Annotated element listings
+ + +

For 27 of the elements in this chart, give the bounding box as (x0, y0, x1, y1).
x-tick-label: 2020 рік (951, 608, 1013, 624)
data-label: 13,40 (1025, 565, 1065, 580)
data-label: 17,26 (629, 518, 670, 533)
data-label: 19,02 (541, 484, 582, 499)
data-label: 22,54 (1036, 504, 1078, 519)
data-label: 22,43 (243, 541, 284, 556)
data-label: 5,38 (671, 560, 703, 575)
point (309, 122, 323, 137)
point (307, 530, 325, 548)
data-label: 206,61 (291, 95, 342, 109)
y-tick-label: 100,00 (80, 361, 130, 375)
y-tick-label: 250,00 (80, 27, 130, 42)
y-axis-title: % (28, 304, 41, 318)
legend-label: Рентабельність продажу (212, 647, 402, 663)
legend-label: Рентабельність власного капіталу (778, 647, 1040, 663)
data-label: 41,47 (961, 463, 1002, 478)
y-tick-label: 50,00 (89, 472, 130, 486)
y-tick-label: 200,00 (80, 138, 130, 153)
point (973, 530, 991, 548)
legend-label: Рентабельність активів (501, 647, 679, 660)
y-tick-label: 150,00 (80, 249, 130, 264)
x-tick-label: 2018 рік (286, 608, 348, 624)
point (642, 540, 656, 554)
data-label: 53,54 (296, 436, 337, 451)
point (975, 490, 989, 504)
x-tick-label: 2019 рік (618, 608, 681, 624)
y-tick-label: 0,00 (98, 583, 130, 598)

+ + +

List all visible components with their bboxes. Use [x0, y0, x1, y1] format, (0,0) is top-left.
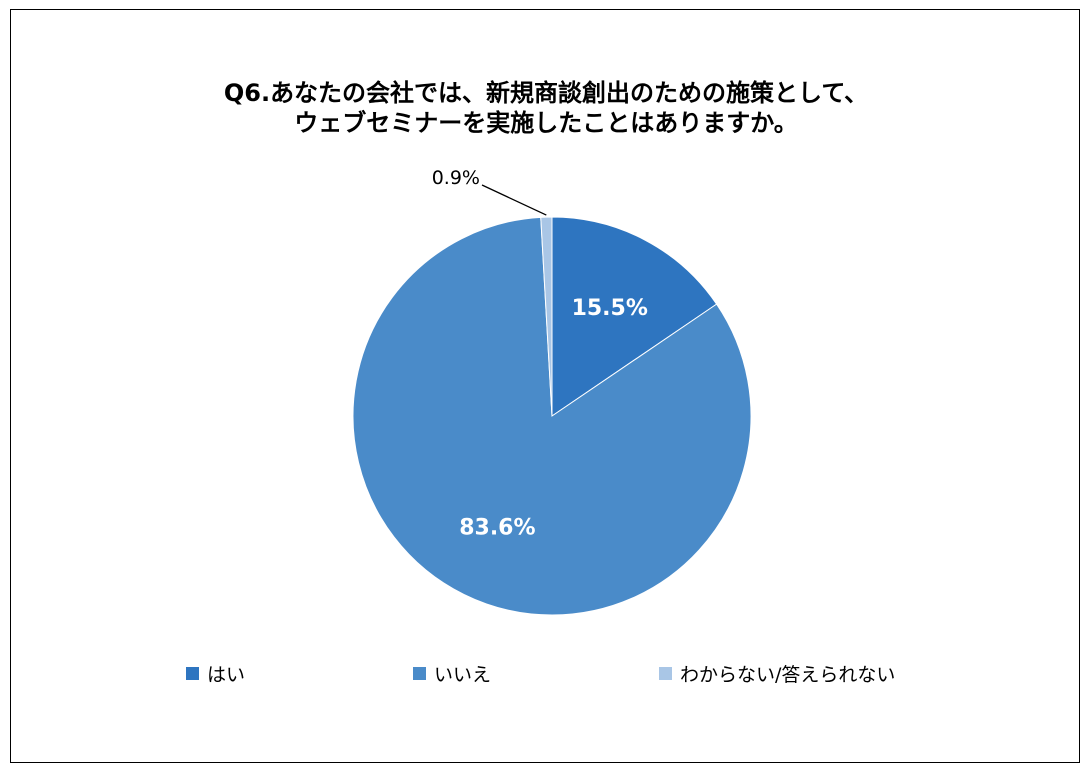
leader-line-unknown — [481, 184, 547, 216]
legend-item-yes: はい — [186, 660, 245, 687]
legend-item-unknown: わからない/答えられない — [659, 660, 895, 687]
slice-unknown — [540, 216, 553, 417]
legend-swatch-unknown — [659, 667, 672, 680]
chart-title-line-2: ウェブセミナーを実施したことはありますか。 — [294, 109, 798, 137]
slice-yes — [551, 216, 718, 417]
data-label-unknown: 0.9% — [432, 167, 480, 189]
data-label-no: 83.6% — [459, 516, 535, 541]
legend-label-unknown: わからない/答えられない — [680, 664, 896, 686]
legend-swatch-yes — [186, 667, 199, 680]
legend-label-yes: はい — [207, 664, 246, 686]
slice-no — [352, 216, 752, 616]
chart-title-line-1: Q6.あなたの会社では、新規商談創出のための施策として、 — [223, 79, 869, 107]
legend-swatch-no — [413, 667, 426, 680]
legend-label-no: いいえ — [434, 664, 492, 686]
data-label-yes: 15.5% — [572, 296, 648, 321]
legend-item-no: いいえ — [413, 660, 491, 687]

+ + +

◆ **Written problem**: Duplicate the records above from the line with "leader-line-unknown — [481, 184, 547, 216]" to the line with "legend-swatch-yes — [186, 667, 199, 680]", including both of those lines.

◆ **Output for this exercise**:
leader-line-unknown — [481, 184, 547, 216]
legend-item-yes: はい — [186, 660, 245, 687]
legend-item-unknown: わからない/答えられない — [659, 660, 895, 687]
slice-unknown — [540, 216, 553, 417]
legend-swatch-unknown — [659, 667, 672, 680]
chart-title-line-2: ウェブセミナーを実施したことはありますか。 — [294, 109, 798, 137]
slice-yes — [551, 216, 718, 417]
data-label-unknown: 0.9% — [432, 167, 480, 189]
data-label-no: 83.6% — [459, 516, 535, 541]
legend-label-unknown: わからない/答えられない — [680, 664, 896, 686]
legend-swatch-yes — [186, 667, 199, 680]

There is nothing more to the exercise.